*What is required*
Isolate every line in the records below with "mind" in it.

*Data listing*
:::
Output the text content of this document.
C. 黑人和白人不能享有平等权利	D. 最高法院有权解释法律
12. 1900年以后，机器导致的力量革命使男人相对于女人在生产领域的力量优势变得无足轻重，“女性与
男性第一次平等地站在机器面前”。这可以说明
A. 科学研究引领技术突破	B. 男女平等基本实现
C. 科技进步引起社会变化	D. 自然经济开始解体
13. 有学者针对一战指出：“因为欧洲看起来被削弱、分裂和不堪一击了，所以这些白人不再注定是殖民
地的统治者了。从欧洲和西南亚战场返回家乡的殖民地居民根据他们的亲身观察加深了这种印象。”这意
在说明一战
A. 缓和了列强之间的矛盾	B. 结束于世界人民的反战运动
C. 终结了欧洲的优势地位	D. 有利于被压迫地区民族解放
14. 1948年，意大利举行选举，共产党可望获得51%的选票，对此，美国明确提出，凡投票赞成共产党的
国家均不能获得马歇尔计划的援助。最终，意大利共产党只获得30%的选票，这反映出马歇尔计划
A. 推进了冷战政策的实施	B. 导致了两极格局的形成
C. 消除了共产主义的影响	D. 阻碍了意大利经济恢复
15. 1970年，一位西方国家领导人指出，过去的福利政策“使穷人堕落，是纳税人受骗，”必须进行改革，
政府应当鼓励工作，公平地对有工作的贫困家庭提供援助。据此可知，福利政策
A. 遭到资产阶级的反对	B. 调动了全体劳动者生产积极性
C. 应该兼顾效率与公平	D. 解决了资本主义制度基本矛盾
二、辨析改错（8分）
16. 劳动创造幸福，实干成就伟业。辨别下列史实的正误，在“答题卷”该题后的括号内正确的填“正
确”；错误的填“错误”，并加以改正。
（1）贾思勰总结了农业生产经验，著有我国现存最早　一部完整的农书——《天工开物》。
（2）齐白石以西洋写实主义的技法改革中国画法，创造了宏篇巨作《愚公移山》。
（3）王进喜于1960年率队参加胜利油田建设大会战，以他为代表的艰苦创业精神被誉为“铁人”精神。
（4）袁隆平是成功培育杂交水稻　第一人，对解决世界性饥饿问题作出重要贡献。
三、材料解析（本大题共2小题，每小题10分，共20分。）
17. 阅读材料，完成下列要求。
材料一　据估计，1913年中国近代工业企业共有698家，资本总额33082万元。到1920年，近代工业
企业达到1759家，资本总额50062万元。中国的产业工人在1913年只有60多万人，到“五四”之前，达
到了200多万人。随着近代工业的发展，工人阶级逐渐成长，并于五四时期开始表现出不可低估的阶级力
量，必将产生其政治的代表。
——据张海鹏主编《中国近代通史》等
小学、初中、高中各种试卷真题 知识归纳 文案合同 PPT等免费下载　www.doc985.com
:::
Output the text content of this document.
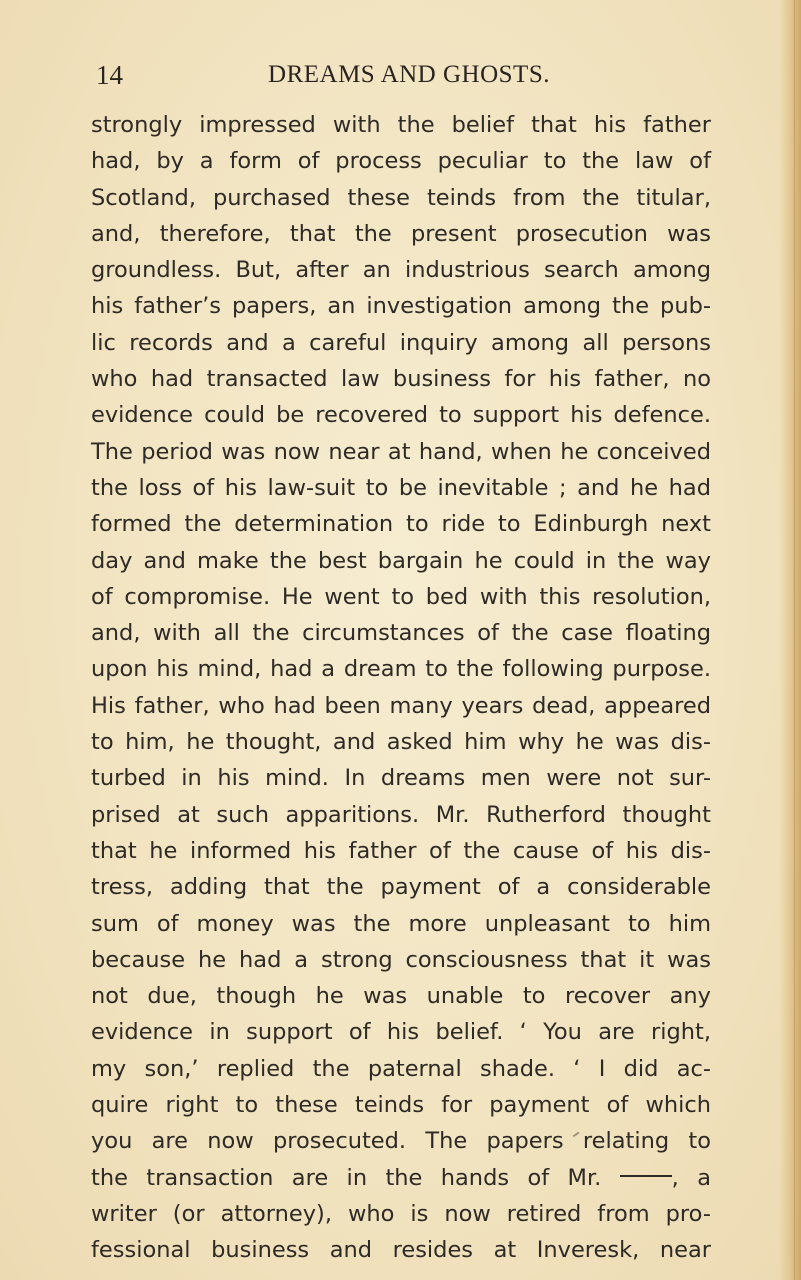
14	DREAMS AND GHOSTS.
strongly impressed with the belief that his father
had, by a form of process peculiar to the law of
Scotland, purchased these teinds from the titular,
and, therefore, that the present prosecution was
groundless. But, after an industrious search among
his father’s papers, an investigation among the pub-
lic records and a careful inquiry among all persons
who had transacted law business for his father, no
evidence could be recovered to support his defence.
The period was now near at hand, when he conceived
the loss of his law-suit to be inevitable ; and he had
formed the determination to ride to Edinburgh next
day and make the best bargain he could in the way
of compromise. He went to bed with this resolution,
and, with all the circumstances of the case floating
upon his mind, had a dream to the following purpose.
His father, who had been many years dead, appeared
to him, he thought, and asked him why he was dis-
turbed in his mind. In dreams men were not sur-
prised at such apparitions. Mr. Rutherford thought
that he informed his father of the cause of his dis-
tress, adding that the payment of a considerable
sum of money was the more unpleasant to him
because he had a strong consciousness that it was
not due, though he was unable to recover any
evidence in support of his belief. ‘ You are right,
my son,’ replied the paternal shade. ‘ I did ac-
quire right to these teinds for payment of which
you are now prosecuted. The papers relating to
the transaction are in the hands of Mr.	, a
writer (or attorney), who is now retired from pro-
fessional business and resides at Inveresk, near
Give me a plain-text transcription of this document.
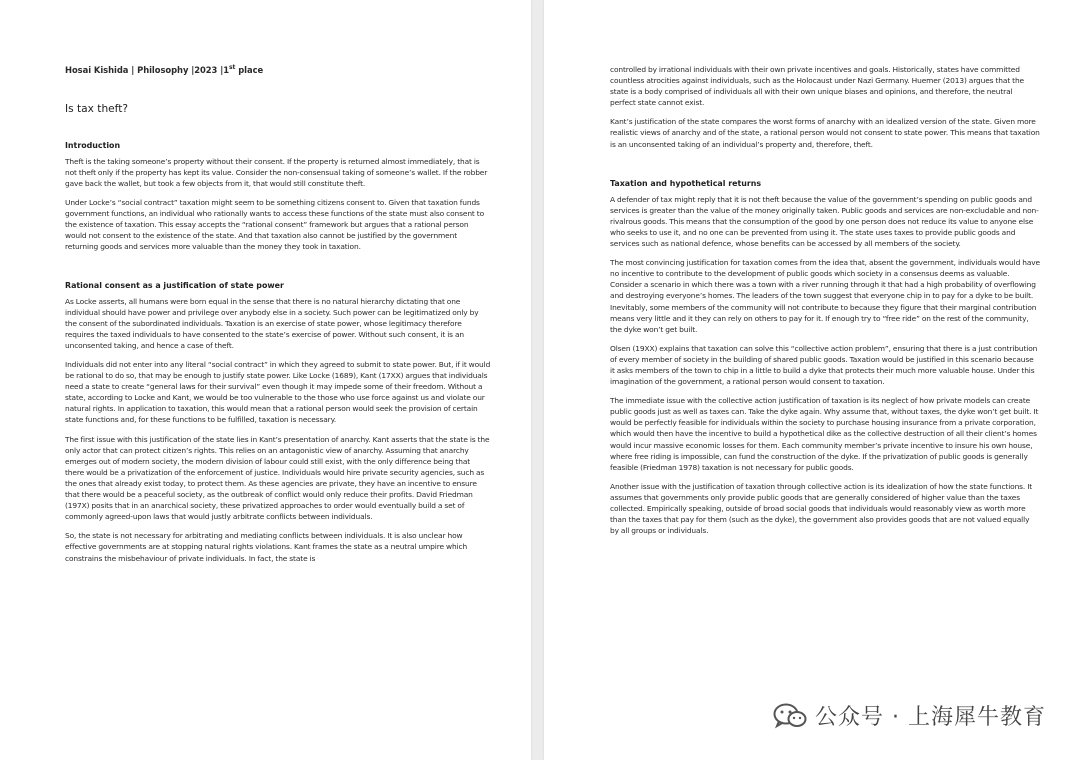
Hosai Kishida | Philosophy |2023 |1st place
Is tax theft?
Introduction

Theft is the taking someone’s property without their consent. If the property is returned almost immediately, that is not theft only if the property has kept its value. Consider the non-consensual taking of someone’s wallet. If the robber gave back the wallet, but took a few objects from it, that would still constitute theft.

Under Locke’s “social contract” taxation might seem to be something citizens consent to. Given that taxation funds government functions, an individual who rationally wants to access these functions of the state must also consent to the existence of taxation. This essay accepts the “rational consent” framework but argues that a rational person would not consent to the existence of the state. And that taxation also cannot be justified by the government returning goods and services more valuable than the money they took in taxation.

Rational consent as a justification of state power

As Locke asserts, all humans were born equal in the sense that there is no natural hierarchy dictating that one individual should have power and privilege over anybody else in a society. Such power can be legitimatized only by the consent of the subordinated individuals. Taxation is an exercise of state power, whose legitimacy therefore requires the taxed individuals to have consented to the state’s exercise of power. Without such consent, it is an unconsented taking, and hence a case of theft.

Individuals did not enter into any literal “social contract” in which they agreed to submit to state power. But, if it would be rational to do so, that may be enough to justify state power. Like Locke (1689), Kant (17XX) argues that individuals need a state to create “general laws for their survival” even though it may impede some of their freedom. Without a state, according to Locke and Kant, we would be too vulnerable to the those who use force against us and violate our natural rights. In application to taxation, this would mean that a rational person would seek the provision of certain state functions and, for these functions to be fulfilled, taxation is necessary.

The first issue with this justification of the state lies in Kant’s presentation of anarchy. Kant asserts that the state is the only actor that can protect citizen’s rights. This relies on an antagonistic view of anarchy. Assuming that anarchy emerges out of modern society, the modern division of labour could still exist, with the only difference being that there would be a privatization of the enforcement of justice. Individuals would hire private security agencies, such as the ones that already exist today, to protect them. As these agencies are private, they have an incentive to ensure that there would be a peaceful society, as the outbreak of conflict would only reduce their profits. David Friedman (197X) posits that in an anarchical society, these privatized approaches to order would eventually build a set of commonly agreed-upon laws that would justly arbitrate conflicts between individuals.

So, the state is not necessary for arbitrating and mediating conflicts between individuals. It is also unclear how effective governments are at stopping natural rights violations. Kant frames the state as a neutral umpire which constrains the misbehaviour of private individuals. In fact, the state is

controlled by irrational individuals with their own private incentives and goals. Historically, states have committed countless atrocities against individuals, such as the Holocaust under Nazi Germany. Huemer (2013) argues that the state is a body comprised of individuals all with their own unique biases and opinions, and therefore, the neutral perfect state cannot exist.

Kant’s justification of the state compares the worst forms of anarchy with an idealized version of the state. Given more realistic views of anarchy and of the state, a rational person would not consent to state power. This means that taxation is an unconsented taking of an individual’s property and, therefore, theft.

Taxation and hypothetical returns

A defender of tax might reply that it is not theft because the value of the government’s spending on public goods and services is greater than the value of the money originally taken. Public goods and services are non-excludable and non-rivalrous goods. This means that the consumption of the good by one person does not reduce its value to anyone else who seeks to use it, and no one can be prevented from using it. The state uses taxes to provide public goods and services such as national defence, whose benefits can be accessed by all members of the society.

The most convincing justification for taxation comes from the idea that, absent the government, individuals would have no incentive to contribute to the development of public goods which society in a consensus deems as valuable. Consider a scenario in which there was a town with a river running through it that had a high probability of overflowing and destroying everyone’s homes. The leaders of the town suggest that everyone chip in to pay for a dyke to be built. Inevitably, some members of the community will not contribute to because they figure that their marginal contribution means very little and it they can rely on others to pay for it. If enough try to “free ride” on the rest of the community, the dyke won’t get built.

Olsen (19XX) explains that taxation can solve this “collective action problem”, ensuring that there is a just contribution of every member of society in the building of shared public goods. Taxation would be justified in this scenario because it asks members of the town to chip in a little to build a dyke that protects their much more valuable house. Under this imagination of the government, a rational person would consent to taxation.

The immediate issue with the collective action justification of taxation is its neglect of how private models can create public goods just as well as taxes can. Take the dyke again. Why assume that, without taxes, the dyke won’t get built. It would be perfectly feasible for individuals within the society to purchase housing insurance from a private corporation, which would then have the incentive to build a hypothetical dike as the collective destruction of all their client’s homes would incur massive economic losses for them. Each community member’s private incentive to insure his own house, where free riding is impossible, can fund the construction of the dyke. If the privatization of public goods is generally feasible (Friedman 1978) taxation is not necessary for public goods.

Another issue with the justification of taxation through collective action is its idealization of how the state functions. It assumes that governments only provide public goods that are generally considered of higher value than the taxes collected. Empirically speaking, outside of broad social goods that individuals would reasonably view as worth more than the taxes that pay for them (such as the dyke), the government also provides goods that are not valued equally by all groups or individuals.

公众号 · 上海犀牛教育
:::
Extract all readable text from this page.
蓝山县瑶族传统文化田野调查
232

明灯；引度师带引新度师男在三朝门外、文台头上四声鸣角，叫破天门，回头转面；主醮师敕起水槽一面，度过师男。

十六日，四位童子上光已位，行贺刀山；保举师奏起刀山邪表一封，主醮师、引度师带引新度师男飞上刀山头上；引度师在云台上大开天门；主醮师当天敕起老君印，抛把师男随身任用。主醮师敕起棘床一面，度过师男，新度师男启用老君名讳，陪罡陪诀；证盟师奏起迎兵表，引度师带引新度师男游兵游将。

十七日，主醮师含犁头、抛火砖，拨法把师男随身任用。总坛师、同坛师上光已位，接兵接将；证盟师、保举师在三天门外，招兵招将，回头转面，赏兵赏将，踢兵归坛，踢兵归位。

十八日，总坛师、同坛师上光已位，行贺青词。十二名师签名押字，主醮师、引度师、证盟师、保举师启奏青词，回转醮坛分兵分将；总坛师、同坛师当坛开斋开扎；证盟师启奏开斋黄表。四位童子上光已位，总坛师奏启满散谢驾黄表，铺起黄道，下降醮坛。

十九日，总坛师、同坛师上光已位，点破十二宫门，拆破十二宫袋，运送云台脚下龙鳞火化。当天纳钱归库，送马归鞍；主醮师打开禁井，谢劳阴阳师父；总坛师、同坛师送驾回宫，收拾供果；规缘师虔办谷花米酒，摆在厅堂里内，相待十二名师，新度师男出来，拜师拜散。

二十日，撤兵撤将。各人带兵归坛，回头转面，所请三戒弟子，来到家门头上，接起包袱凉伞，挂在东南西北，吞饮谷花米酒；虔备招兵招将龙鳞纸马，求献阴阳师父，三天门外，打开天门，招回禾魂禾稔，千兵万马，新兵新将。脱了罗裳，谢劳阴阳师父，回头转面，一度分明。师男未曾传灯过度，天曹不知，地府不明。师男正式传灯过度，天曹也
:::
*Correct response*
upon his mind, had a dream to the following purpose.
turbed in his mind. In dreams men were not sur-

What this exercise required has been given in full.